== TASK MATERIAL ==
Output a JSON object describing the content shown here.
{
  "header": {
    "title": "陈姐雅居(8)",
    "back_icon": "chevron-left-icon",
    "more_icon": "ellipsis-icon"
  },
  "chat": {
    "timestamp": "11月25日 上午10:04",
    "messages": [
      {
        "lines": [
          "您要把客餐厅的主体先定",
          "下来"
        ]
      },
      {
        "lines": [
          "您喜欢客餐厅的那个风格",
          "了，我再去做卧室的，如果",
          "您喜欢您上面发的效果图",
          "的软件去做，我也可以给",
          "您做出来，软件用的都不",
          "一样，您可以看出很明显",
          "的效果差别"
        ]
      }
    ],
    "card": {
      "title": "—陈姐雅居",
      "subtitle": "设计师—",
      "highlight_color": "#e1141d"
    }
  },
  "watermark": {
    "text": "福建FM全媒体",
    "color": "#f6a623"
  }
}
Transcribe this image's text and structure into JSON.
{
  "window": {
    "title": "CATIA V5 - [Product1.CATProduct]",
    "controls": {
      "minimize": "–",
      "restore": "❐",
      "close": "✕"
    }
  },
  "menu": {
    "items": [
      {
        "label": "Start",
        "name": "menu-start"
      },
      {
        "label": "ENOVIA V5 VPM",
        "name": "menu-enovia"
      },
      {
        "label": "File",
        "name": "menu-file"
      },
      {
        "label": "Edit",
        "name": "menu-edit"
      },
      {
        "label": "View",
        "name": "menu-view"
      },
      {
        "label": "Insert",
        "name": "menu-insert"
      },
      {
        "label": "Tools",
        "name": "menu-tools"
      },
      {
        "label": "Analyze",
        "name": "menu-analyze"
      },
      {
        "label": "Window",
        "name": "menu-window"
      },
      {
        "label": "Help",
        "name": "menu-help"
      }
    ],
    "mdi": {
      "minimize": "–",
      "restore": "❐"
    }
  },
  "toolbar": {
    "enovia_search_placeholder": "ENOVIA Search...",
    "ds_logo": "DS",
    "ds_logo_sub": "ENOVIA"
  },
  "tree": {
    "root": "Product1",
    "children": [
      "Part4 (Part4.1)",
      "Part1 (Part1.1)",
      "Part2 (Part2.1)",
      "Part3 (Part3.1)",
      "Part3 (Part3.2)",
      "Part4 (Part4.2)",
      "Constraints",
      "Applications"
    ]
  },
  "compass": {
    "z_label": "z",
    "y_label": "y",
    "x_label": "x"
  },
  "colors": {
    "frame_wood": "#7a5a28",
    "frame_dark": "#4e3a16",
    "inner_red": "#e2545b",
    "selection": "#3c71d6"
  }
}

== TASK DIRECTIONS ==
The data above must be returned in full, exactly as written.

== FINISHED ANSWER ==
Output a JSON object describing the content shown here.
{
  "header": {
    "title": "陈姐雅居(8)",
    "back_icon": "chevron-left-icon",
    "more_icon": "ellipsis-icon"
  },
  "chat": {
    "timestamp": "11月25日 上午10:04",
    "messages": [
      {
        "lines": [
          "您要把客餐厅的主体先定",
          "下来"
        ]
      },
      {
        "lines": [
          "您喜欢客餐厅的那个风格",
          "了，我再去做卧室的，如果",
          "您喜欢您上面发的效果图",
          "的软件去做，我也可以给",
          "您做出来，软件用的都不",
          "一样，您可以看出很明显",
          "的效果差别"
        ]
      }
    ],
    "card": {
      "title": "—陈姐雅居",
      "subtitle": "设计师—",
      "highlight_color": "#e1141d"
    }
  },
  "watermark": {
    "text": "福建FM全媒体",
    "color": "#f6a623"
  }
}
Transcribe this image's text and structure into JSON.
{
  "window": {
    "title": "CATIA V5 - [Product1.CATProduct]",
    "controls": {
      "minimize": "–",
      "restore": "❐",
      "close": "✕"
    }
  },
  "menu": {
    "items": [
      {
        "label": "Start",
        "name": "menu-start"
      },
      {
        "label": "ENOVIA V5 VPM",
        "name": "menu-enovia"
      },
      {
        "label": "File",
        "name": "menu-file"
      },
      {
        "label": "Edit",
        "name": "menu-edit"
      },
      {
        "label": "View",
        "name": "menu-view"
      },
      {
        "label": "Insert",
        "name": "menu-insert"
      },
      {
        "label": "Tools",
        "name": "menu-tools"
      },
      {
        "label": "Analyze",
        "name": "menu-analyze"
      },
      {
        "label": "Window",
        "name": "menu-window"
      },
      {
        "label": "Help",
        "name": "menu-help"
      }
    ],
    "mdi": {
      "minimize": "–",
      "restore": "❐"
    }
  },
  "toolbar": {
    "enovia_search_placeholder": "ENOVIA Search...",
    "ds_logo": "DS",
    "ds_logo_sub": "ENOVIA"
  },
  "tree": {
    "root": "Product1",
    "children": [
      "Part4 (Part4.1)",
      "Part1 (Part1.1)",
      "Part2 (Part2.1)",
      "Part3 (Part3.1)",
      "Part3 (Part3.2)",
      "Part4 (Part4.2)",
      "Constraints",
      "Applications"
    ]
  },
  "compass": {
    "z_label": "z",
    "y_label": "y",
    "x_label": "x"
  },
  "colors": {
    "frame_wood": "#7a5a28",
    "frame_dark": "#4e3a16",
    "inner_red": "#e2545b",
    "selection": "#3c71d6"
  }
}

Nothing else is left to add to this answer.